> **YOUR OBJECTIVE**
Select the lines below containing the word "username".

> **DATASET ROWS**
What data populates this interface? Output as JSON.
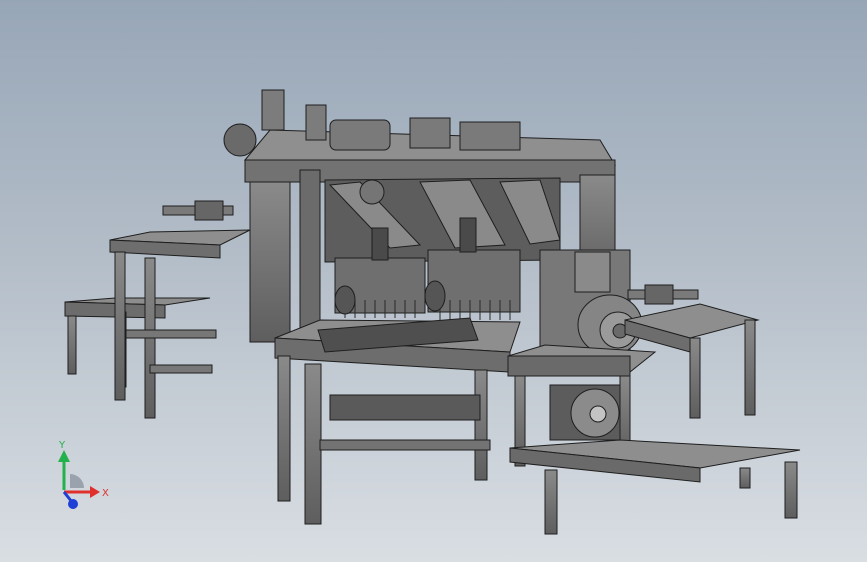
{
  "viewport": {
    "background_top": "#97a6b7",
    "background_bottom": "#d9dee3",
    "model_color": "#7e7e7e"
  },
  "triad": {
    "y_label": "Y",
    "x_label": "X",
    "y_color": "#22b14c",
    "x_color": "#e0302e",
    "z_color": "#1f3fd6"
  }
}
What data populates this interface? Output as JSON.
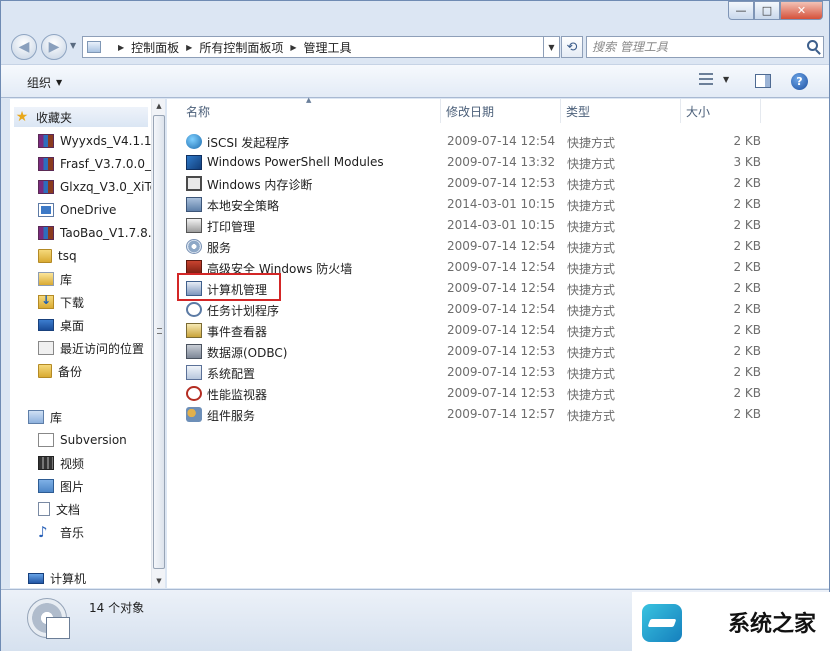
{
  "window": {
    "caption_buttons": {
      "minimize": "—",
      "maximize": "□",
      "close": "✕"
    }
  },
  "address_bar": {
    "breadcrumbs": [
      "控制面板",
      "所有控制面板项",
      "管理工具"
    ],
    "search_placeholder": "搜索 管理工具"
  },
  "toolbar": {
    "organize_label": "组织"
  },
  "sidebar": {
    "favorites": [
      {
        "label": "收藏夹",
        "icon": "star-icon"
      },
      {
        "label": "Wyyxds_V4.1.1.1",
        "icon": "rar-icon"
      },
      {
        "label": "Frasf_V3.7.0.0_X",
        "icon": "rar-icon"
      },
      {
        "label": "Glxzq_V3.0_XiTo",
        "icon": "rar-icon"
      },
      {
        "label": "OneDrive",
        "icon": "onedrive-icon"
      },
      {
        "label": "TaoBao_V1.7.8.",
        "icon": "rar-icon"
      },
      {
        "label": "tsq",
        "icon": "folder-icon"
      },
      {
        "label": "库",
        "icon": "library-icon"
      },
      {
        "label": "下载",
        "icon": "downloads-icon"
      },
      {
        "label": "桌面",
        "icon": "desktop-icon"
      },
      {
        "label": "最近访问的位置",
        "icon": "recent-places-icon"
      },
      {
        "label": "备份",
        "icon": "folder-icon"
      }
    ],
    "libraries": [
      {
        "label": "库",
        "icon": "libraries-icon"
      },
      {
        "label": "Subversion",
        "icon": "subversion-icon"
      },
      {
        "label": "视频",
        "icon": "video-icon"
      },
      {
        "label": "图片",
        "icon": "pictures-icon"
      },
      {
        "label": "文档",
        "icon": "documents-icon"
      },
      {
        "label": "音乐",
        "icon": "music-icon"
      }
    ],
    "computer": {
      "label": "计算机",
      "icon": "computer-icon"
    }
  },
  "columns": {
    "name": "名称",
    "date": "修改日期",
    "type": "类型",
    "size": "大小"
  },
  "files": [
    {
      "name": "iSCSI 发起程序",
      "date": "2009-07-14 12:54",
      "type": "快捷方式",
      "size": "2 KB",
      "icon": "iscsi-icon"
    },
    {
      "name": "Windows PowerShell Modules",
      "date": "2009-07-14 13:32",
      "type": "快捷方式",
      "size": "3 KB",
      "icon": "powershell-icon"
    },
    {
      "name": "Windows 内存诊断",
      "date": "2009-07-14 12:53",
      "type": "快捷方式",
      "size": "2 KB",
      "icon": "memory-diagnostic-icon"
    },
    {
      "name": "本地安全策略",
      "date": "2014-03-01 10:15",
      "type": "快捷方式",
      "size": "2 KB",
      "icon": "security-policy-icon"
    },
    {
      "name": "打印管理",
      "date": "2014-03-01 10:15",
      "type": "快捷方式",
      "size": "2 KB",
      "icon": "print-management-icon"
    },
    {
      "name": "服务",
      "date": "2009-07-14 12:54",
      "type": "快捷方式",
      "size": "2 KB",
      "icon": "services-icon"
    },
    {
      "name": "高级安全 Windows 防火墙",
      "date": "2009-07-14 12:54",
      "type": "快捷方式",
      "size": "2 KB",
      "icon": "firewall-icon"
    },
    {
      "name": "计算机管理",
      "date": "2009-07-14 12:54",
      "type": "快捷方式",
      "size": "2 KB",
      "icon": "computer-management-icon"
    },
    {
      "name": "任务计划程序",
      "date": "2009-07-14 12:54",
      "type": "快捷方式",
      "size": "2 KB",
      "icon": "task-scheduler-icon"
    },
    {
      "name": "事件查看器",
      "date": "2009-07-14 12:54",
      "type": "快捷方式",
      "size": "2 KB",
      "icon": "event-viewer-icon"
    },
    {
      "name": "数据源(ODBC)",
      "date": "2009-07-14 12:53",
      "type": "快捷方式",
      "size": "2 KB",
      "icon": "odbc-icon"
    },
    {
      "name": "系统配置",
      "date": "2009-07-14 12:53",
      "type": "快捷方式",
      "size": "2 KB",
      "icon": "system-config-icon"
    },
    {
      "name": "性能监视器",
      "date": "2009-07-14 12:53",
      "type": "快捷方式",
      "size": "2 KB",
      "icon": "performance-monitor-icon"
    },
    {
      "name": "组件服务",
      "date": "2009-07-14 12:57",
      "type": "快捷方式",
      "size": "2 KB",
      "icon": "component-services-icon"
    }
  ],
  "status": {
    "item_count": "14 个对象"
  },
  "watermark": {
    "text": "系统之家"
  },
  "colors": {
    "highlight_box": "#d32626",
    "window_frame": "#dce6f3"
  }
}
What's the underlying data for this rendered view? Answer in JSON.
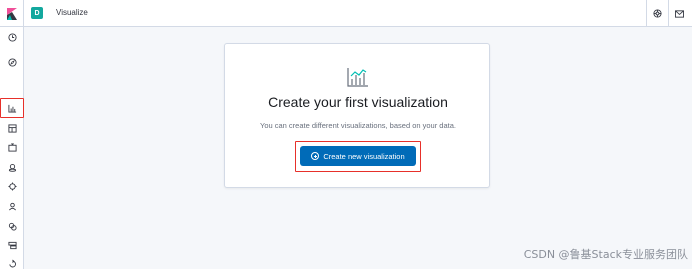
{
  "header": {
    "space_initial": "D",
    "app_title": "Visualize",
    "icons": [
      "help-icon",
      "mail-icon"
    ]
  },
  "sidebar": {
    "items": [
      {
        "name": "recently-viewed-icon"
      },
      {
        "name": "discover-icon"
      },
      {
        "name": "visualize-icon",
        "selected": true
      },
      {
        "name": "dashboard-icon"
      },
      {
        "name": "canvas-icon"
      },
      {
        "name": "maps-icon"
      },
      {
        "name": "machine-learning-icon"
      },
      {
        "name": "infrastructure-icon"
      },
      {
        "name": "logs-icon"
      },
      {
        "name": "apm-icon"
      },
      {
        "name": "uptime-icon"
      },
      {
        "name": "dev-tools-icon"
      },
      {
        "name": "monitoring-icon"
      }
    ]
  },
  "empty_state": {
    "title": "Create your first visualization",
    "body": "You can create different visualizations, based on your data.",
    "button_label": "Create new visualization"
  },
  "watermark": "CSDN @鲁基Stack专业服务团队",
  "colors": {
    "primary": "#006bb8",
    "highlight": "#e7302a",
    "space_badge": "#13a89e"
  }
}
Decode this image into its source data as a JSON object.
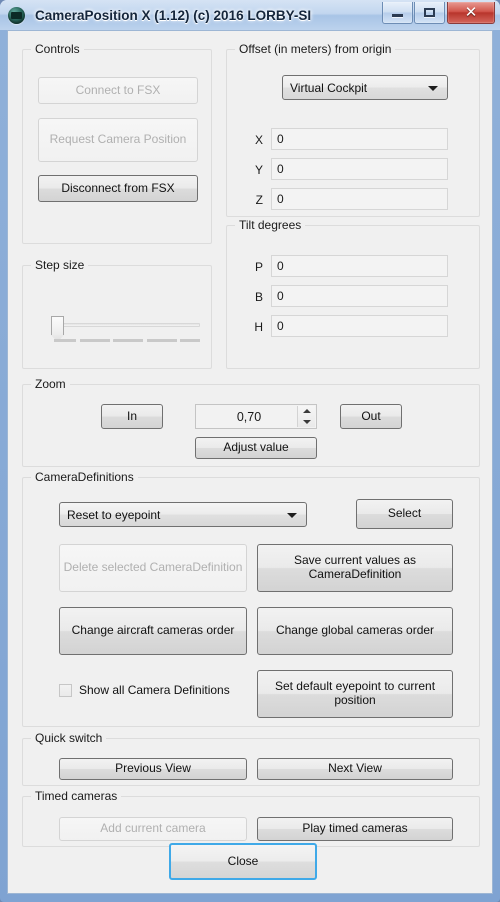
{
  "window": {
    "title": "CameraPosition X (1.12) (c) 2016 LORBY-SI",
    "icon": "camera-app-icon",
    "buttons": {
      "minimize": "minimize-icon",
      "maximize": "restore-icon",
      "close": "✕"
    }
  },
  "controls": {
    "legend": "Controls",
    "connect": "Connect to FSX",
    "request": "Request Camera Position",
    "disconnect": "Disconnect from FSX"
  },
  "step_size": {
    "legend": "Step size",
    "value_position": "0"
  },
  "offset": {
    "legend": "Offset (in meters) from origin",
    "mode": "Virtual Cockpit",
    "fields": [
      {
        "label": "X",
        "value": "0"
      },
      {
        "label": "Y",
        "value": "0"
      },
      {
        "label": "Z",
        "value": "0"
      }
    ]
  },
  "tilt": {
    "legend": "Tilt degrees",
    "fields": [
      {
        "label": "P",
        "value": "0"
      },
      {
        "label": "B",
        "value": "0"
      },
      {
        "label": "H",
        "value": "0"
      }
    ]
  },
  "zoom": {
    "legend": "Zoom",
    "in": "In",
    "out": "Out",
    "value": "0,70",
    "adjust": "Adjust value"
  },
  "camera_definitions": {
    "legend": "CameraDefinitions",
    "selected": "Reset to eyepoint",
    "select": "Select",
    "delete": "Delete selected CameraDefinition",
    "save": "Save current values as CameraDefinition",
    "change_aircraft_order": "Change aircraft cameras order",
    "change_global_order": "Change global cameras order",
    "show_all_label": "Show all Camera Definitions",
    "show_all_checked": false,
    "set_default_eyepoint": "Set default eyepoint to current position"
  },
  "quick_switch": {
    "legend": "Quick switch",
    "previous": "Previous View",
    "next": "Next View"
  },
  "timed_cameras": {
    "legend": "Timed cameras",
    "add": "Add current camera",
    "play": "Play timed cameras"
  },
  "footer": {
    "close": "Close"
  },
  "colors": {
    "dialog_bg": "#f0f0f0",
    "frame_blue": "#7fa3d2",
    "default_button_border": "#3fa9e8",
    "close_button_red": "#b8352c"
  }
}
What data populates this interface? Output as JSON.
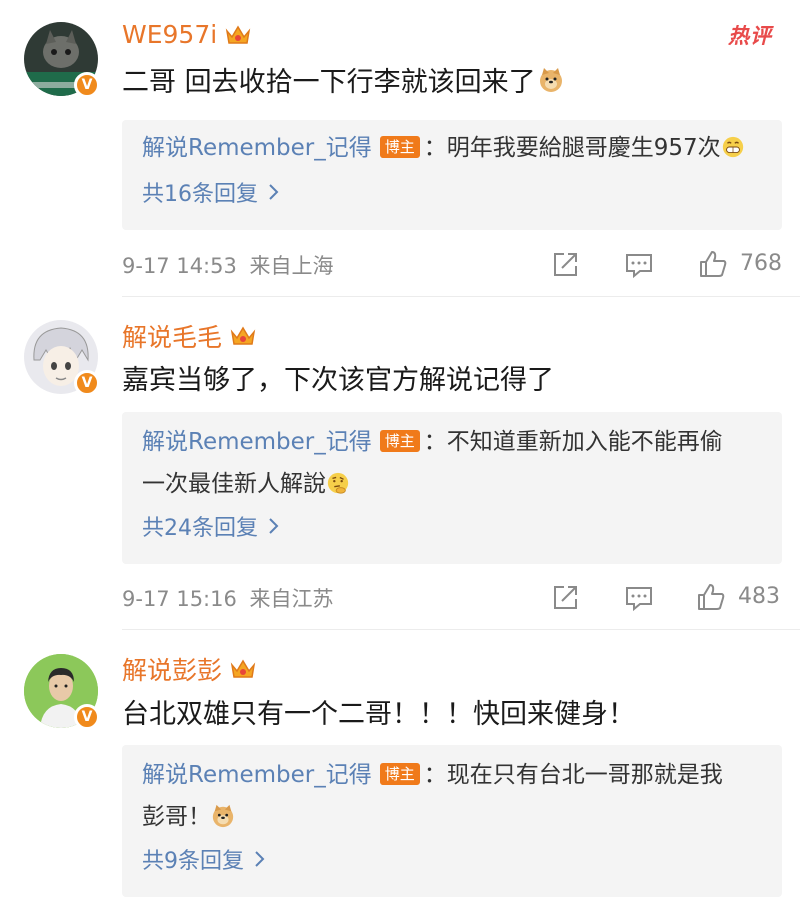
{
  "hot_badge": "热评",
  "comments": [
    {
      "username": "WE957i",
      "text": "二哥 回去收拾一下行李就该回来了",
      "emoji": "doge-emoji",
      "reply": {
        "author": "解说Remember_记得",
        "badge": "博主",
        "text": "：明年我要給腿哥慶生957次",
        "text2": "",
        "emoji": "grin-emoji"
      },
      "reply_count_label": "共16条回复",
      "time": "9-17 14:53",
      "location": "来自上海",
      "likes": "768"
    },
    {
      "username": "解说毛毛",
      "text": "嘉宾当够了，下次该官方解说记得了",
      "emoji": "",
      "reply": {
        "author": "解说Remember_记得",
        "badge": "博主",
        "text": "：不知道重新加入能不能再偷",
        "text2": "一次最佳新人解說",
        "emoji": "thinking-emoji"
      },
      "reply_count_label": "共24条回复",
      "time": "9-17 15:16",
      "location": "来自江苏",
      "likes": "483"
    },
    {
      "username": "解说彭彭",
      "text": "台北双雄只有一个二哥！！！快回来健身！",
      "emoji": "",
      "reply": {
        "author": "解说Remember_记得",
        "badge": "博主",
        "text": "：现在只有台北一哥那就是我",
        "text2": "彭哥！",
        "emoji": "doge-emoji"
      },
      "reply_count_label": "共9条回复",
      "time": "",
      "location": "",
      "likes": ""
    }
  ],
  "colors": {
    "username": "#e8762a",
    "reply_author": "#5b81b5",
    "badge_bg": "#f07a1a",
    "reply_bg": "#f4f4f4",
    "meta": "#8a8a8a",
    "hot": "#e84a4a"
  }
}
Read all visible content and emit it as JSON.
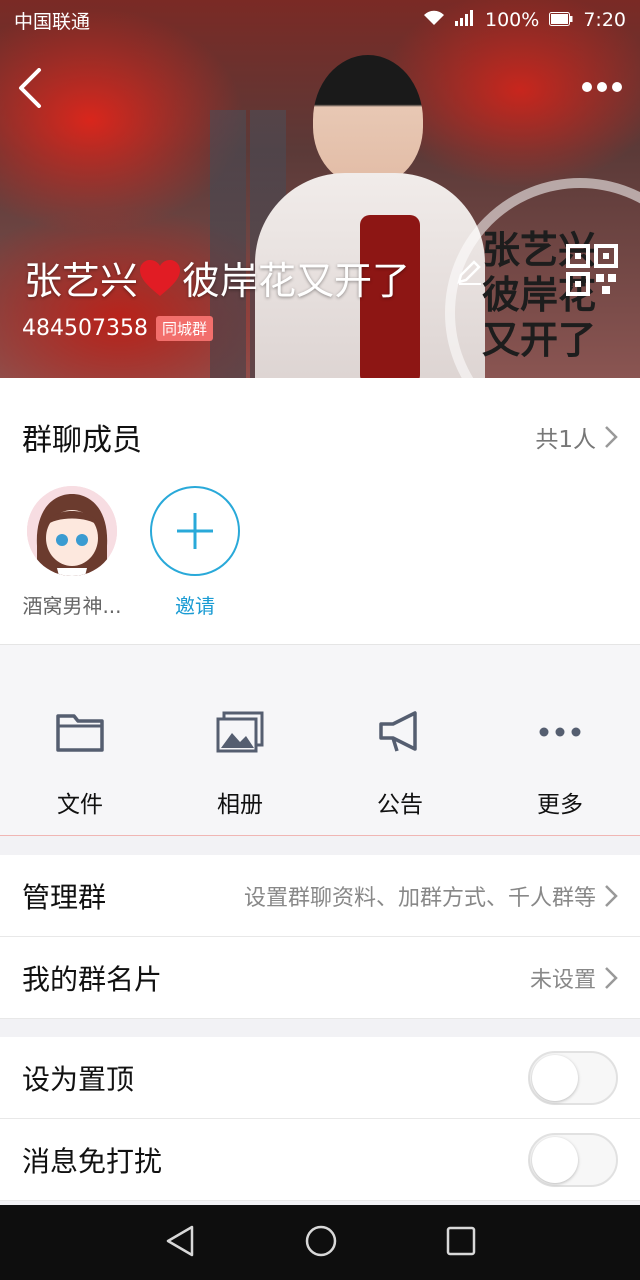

> **RESPONSE**
      "username": "WE957i",
      "username": "解说毛毛",
      "username": "解说彭彭",
    "username": "#e8762a",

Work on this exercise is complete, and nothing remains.